▶ [Problem statement]
Every line of the records below should be restated exactly.

▶ [Dataset entries]
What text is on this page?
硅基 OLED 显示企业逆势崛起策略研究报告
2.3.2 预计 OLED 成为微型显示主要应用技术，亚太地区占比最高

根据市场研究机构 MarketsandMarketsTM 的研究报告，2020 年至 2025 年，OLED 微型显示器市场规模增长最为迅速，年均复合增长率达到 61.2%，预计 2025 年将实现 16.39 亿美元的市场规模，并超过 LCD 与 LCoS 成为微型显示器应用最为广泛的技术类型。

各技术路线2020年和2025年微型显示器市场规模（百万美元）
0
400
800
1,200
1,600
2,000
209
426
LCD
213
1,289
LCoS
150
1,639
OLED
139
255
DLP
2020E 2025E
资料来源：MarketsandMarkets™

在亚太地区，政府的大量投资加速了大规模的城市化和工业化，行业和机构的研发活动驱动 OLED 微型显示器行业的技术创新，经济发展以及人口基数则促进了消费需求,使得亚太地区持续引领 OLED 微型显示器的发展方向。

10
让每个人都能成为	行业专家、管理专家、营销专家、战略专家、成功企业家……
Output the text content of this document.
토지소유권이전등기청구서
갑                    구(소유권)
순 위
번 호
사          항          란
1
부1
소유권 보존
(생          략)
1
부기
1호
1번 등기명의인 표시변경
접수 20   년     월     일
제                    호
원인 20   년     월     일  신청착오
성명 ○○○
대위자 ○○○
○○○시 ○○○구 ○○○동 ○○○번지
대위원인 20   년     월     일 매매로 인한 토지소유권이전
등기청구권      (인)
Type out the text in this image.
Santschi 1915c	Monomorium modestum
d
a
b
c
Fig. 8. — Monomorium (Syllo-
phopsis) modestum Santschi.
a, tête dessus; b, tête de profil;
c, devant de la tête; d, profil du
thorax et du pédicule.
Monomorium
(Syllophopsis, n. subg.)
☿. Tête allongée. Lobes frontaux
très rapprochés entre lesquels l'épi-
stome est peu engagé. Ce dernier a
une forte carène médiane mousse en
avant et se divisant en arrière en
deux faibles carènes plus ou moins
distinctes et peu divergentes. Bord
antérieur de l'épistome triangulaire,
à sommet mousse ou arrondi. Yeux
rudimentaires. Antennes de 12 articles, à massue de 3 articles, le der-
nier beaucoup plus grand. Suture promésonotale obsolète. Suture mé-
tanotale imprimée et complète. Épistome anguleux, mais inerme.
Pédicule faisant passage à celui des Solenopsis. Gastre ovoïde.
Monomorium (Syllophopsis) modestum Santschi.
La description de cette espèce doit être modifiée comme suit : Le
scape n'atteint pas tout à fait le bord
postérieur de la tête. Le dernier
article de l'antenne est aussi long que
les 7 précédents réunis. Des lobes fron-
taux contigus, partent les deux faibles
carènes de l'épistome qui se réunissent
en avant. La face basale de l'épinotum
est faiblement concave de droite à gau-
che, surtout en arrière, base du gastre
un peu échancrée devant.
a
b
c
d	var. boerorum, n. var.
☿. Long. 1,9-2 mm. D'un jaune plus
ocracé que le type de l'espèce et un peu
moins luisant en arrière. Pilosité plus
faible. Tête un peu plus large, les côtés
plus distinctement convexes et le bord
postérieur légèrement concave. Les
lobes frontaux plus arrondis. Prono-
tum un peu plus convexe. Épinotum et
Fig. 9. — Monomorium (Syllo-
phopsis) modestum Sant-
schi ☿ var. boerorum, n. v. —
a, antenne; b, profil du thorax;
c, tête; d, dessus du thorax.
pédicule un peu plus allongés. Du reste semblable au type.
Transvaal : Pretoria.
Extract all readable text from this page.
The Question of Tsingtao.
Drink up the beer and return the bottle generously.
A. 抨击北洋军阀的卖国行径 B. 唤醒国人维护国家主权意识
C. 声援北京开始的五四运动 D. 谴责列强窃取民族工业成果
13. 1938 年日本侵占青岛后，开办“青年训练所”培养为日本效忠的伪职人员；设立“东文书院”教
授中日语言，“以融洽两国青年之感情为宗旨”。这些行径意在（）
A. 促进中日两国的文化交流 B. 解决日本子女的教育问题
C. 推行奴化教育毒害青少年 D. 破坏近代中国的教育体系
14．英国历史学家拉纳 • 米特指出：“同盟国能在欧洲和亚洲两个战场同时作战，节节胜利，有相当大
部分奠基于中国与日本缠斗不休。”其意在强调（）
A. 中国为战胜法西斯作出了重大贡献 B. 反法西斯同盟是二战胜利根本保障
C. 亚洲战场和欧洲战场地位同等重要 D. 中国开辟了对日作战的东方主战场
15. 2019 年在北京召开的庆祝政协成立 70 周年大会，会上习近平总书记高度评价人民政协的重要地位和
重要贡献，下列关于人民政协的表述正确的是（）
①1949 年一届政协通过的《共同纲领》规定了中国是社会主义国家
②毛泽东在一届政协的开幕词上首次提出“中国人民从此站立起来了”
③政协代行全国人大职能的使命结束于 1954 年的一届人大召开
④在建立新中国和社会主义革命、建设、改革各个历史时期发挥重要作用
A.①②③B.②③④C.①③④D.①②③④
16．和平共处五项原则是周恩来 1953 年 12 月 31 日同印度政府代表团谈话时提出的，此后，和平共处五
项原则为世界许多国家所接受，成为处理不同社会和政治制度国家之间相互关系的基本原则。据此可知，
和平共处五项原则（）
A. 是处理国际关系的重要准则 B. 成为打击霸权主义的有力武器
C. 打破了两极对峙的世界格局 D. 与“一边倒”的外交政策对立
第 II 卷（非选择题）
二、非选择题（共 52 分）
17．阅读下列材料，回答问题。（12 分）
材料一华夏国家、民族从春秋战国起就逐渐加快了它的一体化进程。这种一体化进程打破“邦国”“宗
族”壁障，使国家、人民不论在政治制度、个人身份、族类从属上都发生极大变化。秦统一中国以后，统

▶ [Exercise output]
What text is on this page?
硅基 OLED 显示企业逆势崛起策略研究报告
2.3.2 预计 OLED 成为微型显示主要应用技术，亚太地区占比最高

根据市场研究机构 MarketsandMarketsTM 的研究报告，2020 年至 2025 年，OLED 微型显示器市场规模增长最为迅速，年均复合增长率达到 61.2%，预计 2025 年将实现 16.39 亿美元的市场规模，并超过 LCD 与 LCoS 成为微型显示器应用最为广泛的技术类型。

各技术路线2020年和2025年微型显示器市场规模（百万美元）
0
400
800
1,200
1,600
2,000
209
426
LCD
213
1,289
LCoS
150
1,639
OLED
139
255
DLP
2020E 2025E
资料来源：MarketsandMarkets™

在亚太地区，政府的大量投资加速了大规模的城市化和工业化，行业和机构的研发活动驱动 OLED 微型显示器行业的技术创新，经济发展以及人口基数则促进了消费需求,使得亚太地区持续引领 OLED 微型显示器的发展方向。

10
让每个人都能成为	行业专家、管理专家、营销专家、战略专家、成功企业家……
Output the text content of this document.
토지소유권이전등기청구서
갑                    구(소유권)
순 위
번 호
사          항          란
1
부1
소유권 보존
(생          략)
1
부기
1호
1번 등기명의인 표시변경
접수 20   년     월     일
제                    호
원인 20   년     월     일  신청착오
성명 ○○○
대위자 ○○○
○○○시 ○○○구 ○○○동 ○○○번지
대위원인 20   년     월     일 매매로 인한 토지소유권이전
등기청구권      (인)
Type out the text in this image.
Santschi 1915c	Monomorium modestum
d
a
b
c
Fig. 8. — Monomorium (Syllo-
phopsis) modestum Santschi.
a, tête dessus; b, tête de profil;
c, devant de la tête; d, profil du
thorax et du pédicule.
Monomorium
(Syllophopsis, n. subg.)
☿. Tête allongée. Lobes frontaux
très rapprochés entre lesquels l'épi-
stome est peu engagé. Ce dernier a
une forte carène médiane mousse en
avant et se divisant en arrière en
deux faibles carènes plus ou moins
distinctes et peu divergentes. Bord
antérieur de l'épistome triangulaire,
à sommet mousse ou arrondi. Yeux
rudimentaires. Antennes de 12 articles, à massue de 3 articles, le der-
nier beaucoup plus grand. Suture promésonotale obsolète. Suture mé-
tanotale imprimée et complète. Épistome anguleux, mais inerme.
Pédicule faisant passage à celui des Solenopsis. Gastre ovoïde.
Monomorium (Syllophopsis) modestum Santschi.
La description de cette espèce doit être modifiée comme suit : Le
scape n'atteint pas tout à fait le bord
postérieur de la tête. Le dernier
article de l'antenne est aussi long que
les 7 précédents réunis. Des lobes fron-
taux contigus, partent les deux faibles
carènes de l'épistome qui se réunissent
en avant. La face basale de l'épinotum
est faiblement concave de droite à gau-
che, surtout en arrière, base du gastre
un peu échancrée devant.
a
b
c
d	var. boerorum, n. var.
☿. Long. 1,9-2 mm. D'un jaune plus
ocracé que le type de l'espèce et un peu
moins luisant en arrière. Pilosité plus
faible. Tête un peu plus large, les côtés
plus distinctement convexes et le bord
postérieur légèrement concave. Les
lobes frontaux plus arrondis. Prono-
tum un peu plus convexe. Épinotum et
Fig. 9. — Monomorium (Syllo-
phopsis) modestum Sant-
schi ☿ var. boerorum, n. v. —
a, antenne; b, profil du thorax;
c, tête; d, dessus du thorax.
pédicule un peu plus allongés. Du reste semblable au type.
Transvaal : Pretoria.
Extract all readable text from this page.
The Question of Tsingtao.
Drink up the beer and return the bottle generously.
A. 抨击北洋军阀的卖国行径 B. 唤醒国人维护国家主权意识
C. 声援北京开始的五四运动 D. 谴责列强窃取民族工业成果
13. 1938 年日本侵占青岛后，开办“青年训练所”培养为日本效忠的伪职人员；设立“东文书院”教
授中日语言，“以融洽两国青年之感情为宗旨”。这些行径意在（）
A. 促进中日两国的文化交流 B. 解决日本子女的教育问题
C. 推行奴化教育毒害青少年 D. 破坏近代中国的教育体系
14．英国历史学家拉纳 • 米特指出：“同盟国能在欧洲和亚洲两个战场同时作战，节节胜利，有相当大
部分奠基于中国与日本缠斗不休。”其意在强调（）
A. 中国为战胜法西斯作出了重大贡献 B. 反法西斯同盟是二战胜利根本保障
C. 亚洲战场和欧洲战场地位同等重要 D. 中国开辟了对日作战的东方主战场
15. 2019 年在北京召开的庆祝政协成立 70 周年大会，会上习近平总书记高度评价人民政协的重要地位和
重要贡献，下列关于人民政协的表述正确的是（）
①1949 年一届政协通过的《共同纲领》规定了中国是社会主义国家
②毛泽东在一届政协的开幕词上首次提出“中国人民从此站立起来了”
③政协代行全国人大职能的使命结束于 1954 年的一届人大召开
④在建立新中国和社会主义革命、建设、改革各个历史时期发挥重要作用
A.①②③B.②③④C.①③④D.①②③④
16．和平共处五项原则是周恩来 1953 年 12 月 31 日同印度政府代表团谈话时提出的，此后，和平共处五
项原则为世界许多国家所接受，成为处理不同社会和政治制度国家之间相互关系的基本原则。据此可知，
和平共处五项原则（）
A. 是处理国际关系的重要准则 B. 成为打击霸权主义的有力武器
C. 打破了两极对峙的世界格局 D. 与“一边倒”的外交政策对立
第 II 卷（非选择题）
二、非选择题（共 52 分）
17．阅读下列材料，回答问题。（12 分）
材料一华夏国家、民族从春秋战国起就逐渐加快了它的一体化进程。这种一体化进程打破“邦国”“宗
族”壁障，使国家、人民不论在政治制度、个人身份、族类从属上都发生极大变化。秦统一中国以后，统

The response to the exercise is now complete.